◆ RAW DATA ◆
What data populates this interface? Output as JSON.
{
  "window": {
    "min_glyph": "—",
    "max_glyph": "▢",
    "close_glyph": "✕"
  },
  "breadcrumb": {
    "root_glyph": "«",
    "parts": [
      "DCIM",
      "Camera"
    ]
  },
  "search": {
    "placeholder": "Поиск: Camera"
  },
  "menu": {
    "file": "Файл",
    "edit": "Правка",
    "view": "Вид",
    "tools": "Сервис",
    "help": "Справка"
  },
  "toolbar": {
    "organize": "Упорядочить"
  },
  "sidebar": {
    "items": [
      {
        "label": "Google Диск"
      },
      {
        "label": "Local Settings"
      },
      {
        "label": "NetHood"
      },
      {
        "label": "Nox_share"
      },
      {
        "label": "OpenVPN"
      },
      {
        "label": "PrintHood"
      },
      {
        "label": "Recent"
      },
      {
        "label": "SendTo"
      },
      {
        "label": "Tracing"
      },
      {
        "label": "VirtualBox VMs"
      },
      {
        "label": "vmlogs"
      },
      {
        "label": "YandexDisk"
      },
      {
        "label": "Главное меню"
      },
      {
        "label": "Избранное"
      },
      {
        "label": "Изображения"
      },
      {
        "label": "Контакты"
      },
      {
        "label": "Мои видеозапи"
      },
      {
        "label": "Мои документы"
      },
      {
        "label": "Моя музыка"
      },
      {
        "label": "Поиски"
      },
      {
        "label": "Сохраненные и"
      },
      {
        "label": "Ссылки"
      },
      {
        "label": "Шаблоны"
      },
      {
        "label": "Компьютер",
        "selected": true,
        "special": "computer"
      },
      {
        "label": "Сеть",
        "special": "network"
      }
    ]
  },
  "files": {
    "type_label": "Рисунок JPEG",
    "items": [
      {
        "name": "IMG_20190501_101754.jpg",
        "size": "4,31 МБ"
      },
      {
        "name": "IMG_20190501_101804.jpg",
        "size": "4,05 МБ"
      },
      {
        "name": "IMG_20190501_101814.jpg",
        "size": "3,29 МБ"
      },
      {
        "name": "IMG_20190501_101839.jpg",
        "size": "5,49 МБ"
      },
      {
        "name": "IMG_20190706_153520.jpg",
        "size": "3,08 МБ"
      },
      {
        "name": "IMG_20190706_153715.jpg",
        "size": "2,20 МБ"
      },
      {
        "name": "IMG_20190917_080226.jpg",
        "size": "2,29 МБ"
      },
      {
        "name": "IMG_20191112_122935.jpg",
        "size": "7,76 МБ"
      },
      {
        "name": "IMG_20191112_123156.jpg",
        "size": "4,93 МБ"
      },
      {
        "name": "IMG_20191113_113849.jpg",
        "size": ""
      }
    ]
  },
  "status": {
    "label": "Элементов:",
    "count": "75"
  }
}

◆ TASK TO CARRY OUT ◆
From the listing above, extract all records word for word.

◆ EXPECTED ANSWER ◆
What data populates this interface? Output as JSON.
{
  "window": {
    "min_glyph": "—",
    "max_glyph": "▢",
    "close_glyph": "✕"
  },
  "breadcrumb": {
    "root_glyph": "«",
    "parts": [
      "DCIM",
      "Camera"
    ]
  },
  "search": {
    "placeholder": "Поиск: Camera"
  },
  "menu": {
    "file": "Файл",
    "edit": "Правка",
    "view": "Вид",
    "tools": "Сервис",
    "help": "Справка"
  },
  "toolbar": {
    "organize": "Упорядочить"
  },
  "sidebar": {
    "items": [
      {
        "label": "Google Диск"
      },
      {
        "label": "Local Settings"
      },
      {
        "label": "NetHood"
      },
      {
        "label": "Nox_share"
      },
      {
        "label": "OpenVPN"
      },
      {
        "label": "PrintHood"
      },
      {
        "label": "Recent"
      },
      {
        "label": "SendTo"
      },
      {
        "label": "Tracing"
      },
      {
        "label": "VirtualBox VMs"
      },
      {
        "label": "vmlogs"
      },
      {
        "label": "YandexDisk"
      },
      {
        "label": "Главное меню"
      },
      {
        "label": "Избранное"
      },
      {
        "label": "Изображения"
      },
      {
        "label": "Контакты"
      },
      {
        "label": "Мои видеозапи"
      },
      {
        "label": "Мои документы"
      },
      {
        "label": "Моя музыка"
      },
      {
        "label": "Поиски"
      },
      {
        "label": "Сохраненные и"
      },
      {
        "label": "Ссылки"
      },
      {
        "label": "Шаблоны"
      },
      {
        "label": "Компьютер",
        "selected": true,
        "special": "computer"
      },
      {
        "label": "Сеть",
        "special": "network"
      }
    ]
  },
  "files": {
    "type_label": "Рисунок JPEG",
    "items": [
      {
        "name": "IMG_20190501_101754.jpg",
        "size": "4,31 МБ"
      },
      {
        "name": "IMG_20190501_101804.jpg",
        "size": "4,05 МБ"
      },
      {
        "name": "IMG_20190501_101814.jpg",
        "size": "3,29 МБ"
      },
      {
        "name": "IMG_20190501_101839.jpg",
        "size": "5,49 МБ"
      },
      {
        "name": "IMG_20190706_153520.jpg",
        "size": "3,08 МБ"
      },
      {
        "name": "IMG_20190706_153715.jpg",
        "size": "2,20 МБ"
      },
      {
        "name": "IMG_20190917_080226.jpg",
        "size": "2,29 МБ"
      },
      {
        "name": "IMG_20191112_122935.jpg",
        "size": "7,76 МБ"
      },
      {
        "name": "IMG_20191112_123156.jpg",
        "size": "4,93 МБ"
      },
      {
        "name": "IMG_20191113_113849.jpg",
        "size": ""
      }
    ]
  },
  "status": {
    "label": "Элементов:",
    "count": "75"
  }
}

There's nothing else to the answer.